• **REQUIRED WORK**: Write the data below out exactly as it stands. Do not include the pictures.

========================================

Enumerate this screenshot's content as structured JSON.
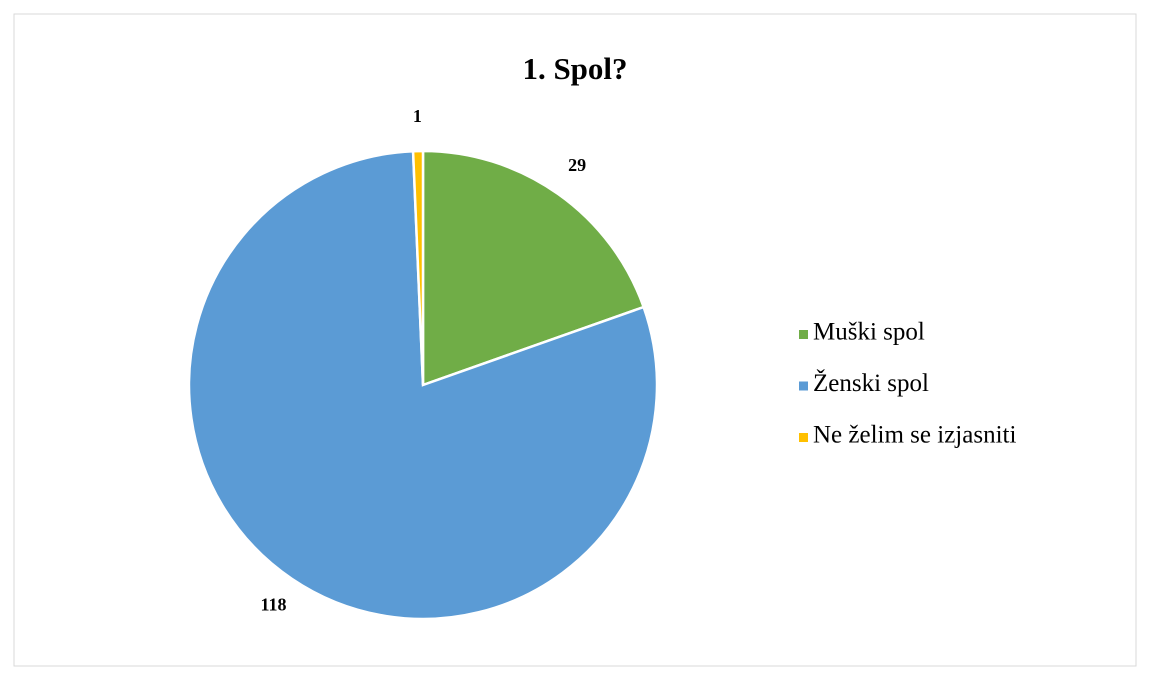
{
  "chart_data": {
    "type": "pie",
    "title": "1. Spol?",
    "categories": [
      "Muški spol",
      "Ženski spol",
      "Ne želim se izjasniti"
    ],
    "values": [
      29,
      118,
      1
    ],
    "colors": [
      "#70ad47",
      "#5b9bd5",
      "#ffc000"
    ],
    "legend": "right"
  }
}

========================================

• **WRITTEN ANSWER**:
Enumerate this screenshot's content as structured JSON.
{
  "chart_data": {
    "type": "pie",
    "title": "1. Spol?",
    "categories": [
      "Muški spol",
      "Ženski spol",
      "Ne želim se izjasniti"
    ],
    "values": [
      29,
      118,
      1
    ],
    "colors": [
      "#70ad47",
      "#5b9bd5",
      "#ffc000"
    ],
    "legend": "right"
  }
}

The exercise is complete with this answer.